[Dataset rows]
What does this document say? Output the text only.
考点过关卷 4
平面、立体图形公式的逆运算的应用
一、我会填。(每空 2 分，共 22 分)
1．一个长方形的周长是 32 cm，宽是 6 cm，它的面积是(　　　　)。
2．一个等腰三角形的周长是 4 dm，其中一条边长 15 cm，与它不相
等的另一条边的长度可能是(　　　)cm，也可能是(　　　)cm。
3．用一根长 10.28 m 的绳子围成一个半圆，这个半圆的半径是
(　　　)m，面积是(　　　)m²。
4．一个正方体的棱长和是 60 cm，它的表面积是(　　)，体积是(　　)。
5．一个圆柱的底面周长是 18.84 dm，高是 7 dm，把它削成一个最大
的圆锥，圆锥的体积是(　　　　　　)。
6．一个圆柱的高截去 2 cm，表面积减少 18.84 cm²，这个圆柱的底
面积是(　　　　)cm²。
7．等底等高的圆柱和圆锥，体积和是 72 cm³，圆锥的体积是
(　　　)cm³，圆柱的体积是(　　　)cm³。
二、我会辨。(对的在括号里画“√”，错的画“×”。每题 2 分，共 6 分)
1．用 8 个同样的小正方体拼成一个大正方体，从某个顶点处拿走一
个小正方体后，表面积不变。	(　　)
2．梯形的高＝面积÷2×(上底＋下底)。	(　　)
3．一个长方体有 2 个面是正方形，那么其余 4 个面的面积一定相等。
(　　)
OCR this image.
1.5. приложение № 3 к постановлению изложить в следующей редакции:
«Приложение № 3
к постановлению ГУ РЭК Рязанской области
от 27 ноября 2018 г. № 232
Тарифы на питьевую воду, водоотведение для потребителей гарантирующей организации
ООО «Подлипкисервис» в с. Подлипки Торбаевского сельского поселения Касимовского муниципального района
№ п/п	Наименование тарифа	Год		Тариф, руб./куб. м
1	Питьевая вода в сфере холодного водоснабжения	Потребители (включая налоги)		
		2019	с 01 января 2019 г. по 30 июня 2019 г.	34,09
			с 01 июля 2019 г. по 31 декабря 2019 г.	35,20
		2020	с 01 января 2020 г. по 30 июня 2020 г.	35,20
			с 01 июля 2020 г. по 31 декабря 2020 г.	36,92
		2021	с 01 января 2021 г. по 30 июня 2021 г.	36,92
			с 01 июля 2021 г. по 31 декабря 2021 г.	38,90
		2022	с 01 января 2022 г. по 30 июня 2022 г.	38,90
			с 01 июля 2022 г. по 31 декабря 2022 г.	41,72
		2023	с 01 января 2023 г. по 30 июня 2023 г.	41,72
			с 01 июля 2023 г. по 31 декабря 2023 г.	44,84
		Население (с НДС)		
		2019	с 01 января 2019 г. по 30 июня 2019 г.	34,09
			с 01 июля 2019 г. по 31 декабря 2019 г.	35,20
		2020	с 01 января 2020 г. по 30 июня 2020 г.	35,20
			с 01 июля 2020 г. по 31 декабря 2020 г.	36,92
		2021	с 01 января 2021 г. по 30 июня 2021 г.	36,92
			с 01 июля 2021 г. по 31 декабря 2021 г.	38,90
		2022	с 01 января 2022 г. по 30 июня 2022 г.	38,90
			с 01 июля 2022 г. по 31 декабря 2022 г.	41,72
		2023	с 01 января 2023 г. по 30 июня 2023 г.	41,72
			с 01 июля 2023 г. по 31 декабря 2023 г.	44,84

> WORK REQUIRED: The records above are to be repeated exactly, in their entirety.

> ANSWER BELOW:
What does this document say? Output the text only.
考点过关卷 4
平面、立体图形公式的逆运算的应用
一、我会填。(每空 2 分，共 22 分)
1．一个长方形的周长是 32 cm，宽是 6 cm，它的面积是(　　　　)。
2．一个等腰三角形的周长是 4 dm，其中一条边长 15 cm，与它不相
等的另一条边的长度可能是(　　　)cm，也可能是(　　　)cm。
3．用一根长 10.28 m 的绳子围成一个半圆，这个半圆的半径是
(　　　)m，面积是(　　　)m²。
4．一个正方体的棱长和是 60 cm，它的表面积是(　　)，体积是(　　)。
5．一个圆柱的底面周长是 18.84 dm，高是 7 dm，把它削成一个最大
的圆锥，圆锥的体积是(　　　　　　)。
6．一个圆柱的高截去 2 cm，表面积减少 18.84 cm²，这个圆柱的底
面积是(　　　　)cm²。
7．等底等高的圆柱和圆锥，体积和是 72 cm³，圆锥的体积是
(　　　)cm³，圆柱的体积是(　　　)cm³。
二、我会辨。(对的在括号里画“√”，错的画“×”。每题 2 分，共 6 分)
1．用 8 个同样的小正方体拼成一个大正方体，从某个顶点处拿走一
个小正方体后，表面积不变。	(　　)
2．梯形的高＝面积÷2×(上底＋下底)。	(　　)
3．一个长方体有 2 个面是正方形，那么其余 4 个面的面积一定相等。
(　　)
OCR this image.
1.5. приложение № 3 к постановлению изложить в следующей редакции:
«Приложение № 3
к постановлению ГУ РЭК Рязанской области
от 27 ноября 2018 г. № 232
Тарифы на питьевую воду, водоотведение для потребителей гарантирующей организации
ООО «Подлипкисервис» в с. Подлипки Торбаевского сельского поселения Касимовского муниципального района
№ п/п	Наименование тарифа	Год		Тариф, руб./куб. м
1	Питьевая вода в сфере холодного водоснабжения	Потребители (включая налоги)		
		2019	с 01 января 2019 г. по 30 июня 2019 г.	34,09
			с 01 июля 2019 г. по 31 декабря 2019 г.	35,20
		2020	с 01 января 2020 г. по 30 июня 2020 г.	35,20
			с 01 июля 2020 г. по 31 декабря 2020 г.	36,92
		2021	с 01 января 2021 г. по 30 июня 2021 г.	36,92
			с 01 июля 2021 г. по 31 декабря 2021 г.	38,90
		2022	с 01 января 2022 г. по 30 июня 2022 г.	38,90
			с 01 июля 2022 г. по 31 декабря 2022 г.	41,72
		2023	с 01 января 2023 г. по 30 июня 2023 г.	41,72
			с 01 июля 2023 г. по 31 декабря 2023 г.	44,84
		Население (с НДС)		
		2019	с 01 января 2019 г. по 30 июня 2019 г.	34,09
			с 01 июля 2019 г. по 31 декабря 2019 г.	35,20
		2020	с 01 января 2020 г. по 30 июня 2020 г.	35,20
			с 01 июля 2020 г. по 31 декабря 2020 г.	36,92
		2021	с 01 января 2021 г. по 30 июня 2021 г.	36,92
			с 01 июля 2021 г. по 31 декабря 2021 г.	38,90
		2022	с 01 января 2022 г. по 30 июня 2022 г.	38,90
			с 01 июля 2022 г. по 31 декабря 2022 г.	41,72
		2023	с 01 января 2023 г. по 30 июня 2023 г.	41,72
			с 01 июля 2023 г. по 31 декабря 2023 г.	44,84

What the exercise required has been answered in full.